* GIVEN REQUEST *
Copy each line of the data below with the word "ejercicios".

Stored records:
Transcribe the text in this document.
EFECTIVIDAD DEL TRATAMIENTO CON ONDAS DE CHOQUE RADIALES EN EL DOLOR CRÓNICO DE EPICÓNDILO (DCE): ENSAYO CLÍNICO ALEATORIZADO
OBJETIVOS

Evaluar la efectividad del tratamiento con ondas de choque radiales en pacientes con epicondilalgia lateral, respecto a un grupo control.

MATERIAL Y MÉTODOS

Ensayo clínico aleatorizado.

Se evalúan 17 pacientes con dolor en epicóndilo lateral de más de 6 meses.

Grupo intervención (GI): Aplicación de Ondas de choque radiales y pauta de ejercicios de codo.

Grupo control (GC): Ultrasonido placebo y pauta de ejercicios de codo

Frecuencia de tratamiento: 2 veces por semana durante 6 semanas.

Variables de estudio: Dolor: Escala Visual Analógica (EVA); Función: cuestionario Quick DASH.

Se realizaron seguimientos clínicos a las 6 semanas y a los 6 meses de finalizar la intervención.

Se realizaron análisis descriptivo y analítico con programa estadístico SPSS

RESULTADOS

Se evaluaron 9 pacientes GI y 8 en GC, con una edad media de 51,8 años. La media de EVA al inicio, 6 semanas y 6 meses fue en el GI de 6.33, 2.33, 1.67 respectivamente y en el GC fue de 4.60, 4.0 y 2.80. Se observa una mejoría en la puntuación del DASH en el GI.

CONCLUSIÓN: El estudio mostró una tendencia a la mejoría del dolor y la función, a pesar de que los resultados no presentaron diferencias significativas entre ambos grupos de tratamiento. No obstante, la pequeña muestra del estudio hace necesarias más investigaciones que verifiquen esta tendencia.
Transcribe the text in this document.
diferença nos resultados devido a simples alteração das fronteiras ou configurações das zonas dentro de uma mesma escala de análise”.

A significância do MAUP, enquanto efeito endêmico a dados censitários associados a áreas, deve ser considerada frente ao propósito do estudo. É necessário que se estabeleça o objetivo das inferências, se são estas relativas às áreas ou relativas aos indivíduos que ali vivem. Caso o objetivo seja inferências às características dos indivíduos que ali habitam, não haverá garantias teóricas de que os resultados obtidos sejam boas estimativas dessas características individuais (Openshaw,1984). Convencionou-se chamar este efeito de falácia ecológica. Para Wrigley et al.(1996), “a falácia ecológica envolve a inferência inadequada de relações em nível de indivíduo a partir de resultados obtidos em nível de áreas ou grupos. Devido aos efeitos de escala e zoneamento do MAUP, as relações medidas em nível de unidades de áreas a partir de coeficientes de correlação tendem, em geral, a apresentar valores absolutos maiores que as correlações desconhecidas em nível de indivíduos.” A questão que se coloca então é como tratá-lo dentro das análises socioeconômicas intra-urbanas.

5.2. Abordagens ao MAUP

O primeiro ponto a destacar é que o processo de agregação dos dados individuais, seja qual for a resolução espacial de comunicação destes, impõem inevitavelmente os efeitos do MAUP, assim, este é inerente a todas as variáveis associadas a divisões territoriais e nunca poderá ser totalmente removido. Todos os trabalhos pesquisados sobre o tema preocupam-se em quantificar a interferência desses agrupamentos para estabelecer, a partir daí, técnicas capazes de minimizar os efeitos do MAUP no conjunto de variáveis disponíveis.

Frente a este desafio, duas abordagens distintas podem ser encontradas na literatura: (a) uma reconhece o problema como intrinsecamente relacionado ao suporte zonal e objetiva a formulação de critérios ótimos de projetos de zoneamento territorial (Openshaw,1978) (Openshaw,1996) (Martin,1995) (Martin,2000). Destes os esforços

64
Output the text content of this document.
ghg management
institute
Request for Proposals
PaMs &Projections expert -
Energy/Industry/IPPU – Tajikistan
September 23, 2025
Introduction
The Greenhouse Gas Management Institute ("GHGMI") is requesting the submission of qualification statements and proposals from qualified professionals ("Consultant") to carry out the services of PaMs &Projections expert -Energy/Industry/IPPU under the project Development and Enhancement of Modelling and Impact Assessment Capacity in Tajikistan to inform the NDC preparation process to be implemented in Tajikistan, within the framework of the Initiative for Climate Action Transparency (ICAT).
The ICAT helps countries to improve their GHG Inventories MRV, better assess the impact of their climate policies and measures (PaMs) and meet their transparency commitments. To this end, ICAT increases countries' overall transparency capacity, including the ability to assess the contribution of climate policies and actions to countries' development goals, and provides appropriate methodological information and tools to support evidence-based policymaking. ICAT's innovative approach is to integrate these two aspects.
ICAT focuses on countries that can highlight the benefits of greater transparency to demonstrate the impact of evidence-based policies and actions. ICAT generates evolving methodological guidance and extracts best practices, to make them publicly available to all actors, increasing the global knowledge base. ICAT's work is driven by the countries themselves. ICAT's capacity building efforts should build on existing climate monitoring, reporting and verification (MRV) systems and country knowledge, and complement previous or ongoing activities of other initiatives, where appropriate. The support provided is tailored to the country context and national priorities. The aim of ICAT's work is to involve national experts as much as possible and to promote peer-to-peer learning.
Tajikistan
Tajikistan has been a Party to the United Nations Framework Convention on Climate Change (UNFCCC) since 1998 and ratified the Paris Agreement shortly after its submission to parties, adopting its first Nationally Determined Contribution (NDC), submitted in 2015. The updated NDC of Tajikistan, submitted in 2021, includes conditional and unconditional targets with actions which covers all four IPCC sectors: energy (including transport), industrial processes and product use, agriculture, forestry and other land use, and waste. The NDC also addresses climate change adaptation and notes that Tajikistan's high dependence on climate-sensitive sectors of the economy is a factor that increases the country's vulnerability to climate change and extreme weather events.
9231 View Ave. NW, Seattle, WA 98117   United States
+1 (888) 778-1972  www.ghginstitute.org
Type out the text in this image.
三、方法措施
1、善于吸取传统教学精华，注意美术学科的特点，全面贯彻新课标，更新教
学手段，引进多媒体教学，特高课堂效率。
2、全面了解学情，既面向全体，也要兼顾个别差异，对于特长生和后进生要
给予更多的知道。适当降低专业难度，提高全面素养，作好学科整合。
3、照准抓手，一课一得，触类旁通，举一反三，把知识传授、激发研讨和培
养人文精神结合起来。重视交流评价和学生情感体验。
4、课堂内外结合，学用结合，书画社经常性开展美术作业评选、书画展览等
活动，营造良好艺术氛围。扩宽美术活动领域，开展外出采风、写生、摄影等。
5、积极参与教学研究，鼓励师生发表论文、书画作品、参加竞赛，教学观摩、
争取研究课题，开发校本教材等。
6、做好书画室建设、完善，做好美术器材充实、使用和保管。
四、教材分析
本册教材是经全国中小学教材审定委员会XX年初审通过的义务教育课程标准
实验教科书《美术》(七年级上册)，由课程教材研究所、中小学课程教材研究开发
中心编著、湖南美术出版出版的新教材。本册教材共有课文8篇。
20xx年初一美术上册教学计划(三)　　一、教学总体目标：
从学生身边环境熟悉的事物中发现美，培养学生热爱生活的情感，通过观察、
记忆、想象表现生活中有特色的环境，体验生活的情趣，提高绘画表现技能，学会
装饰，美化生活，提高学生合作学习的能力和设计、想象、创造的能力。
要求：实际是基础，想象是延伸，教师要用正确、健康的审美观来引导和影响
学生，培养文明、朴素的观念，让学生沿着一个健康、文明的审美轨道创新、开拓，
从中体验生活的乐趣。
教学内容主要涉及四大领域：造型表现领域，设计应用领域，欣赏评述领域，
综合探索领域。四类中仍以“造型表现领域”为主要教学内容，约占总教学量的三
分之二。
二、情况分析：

* THE ANSWER *
Grupo intervención (GI): Aplicación de Ondas de choque radiales y pauta de ejercicios de codo.
Grupo control (GC): Ultrasonido placebo y pauta de ejercicios de codo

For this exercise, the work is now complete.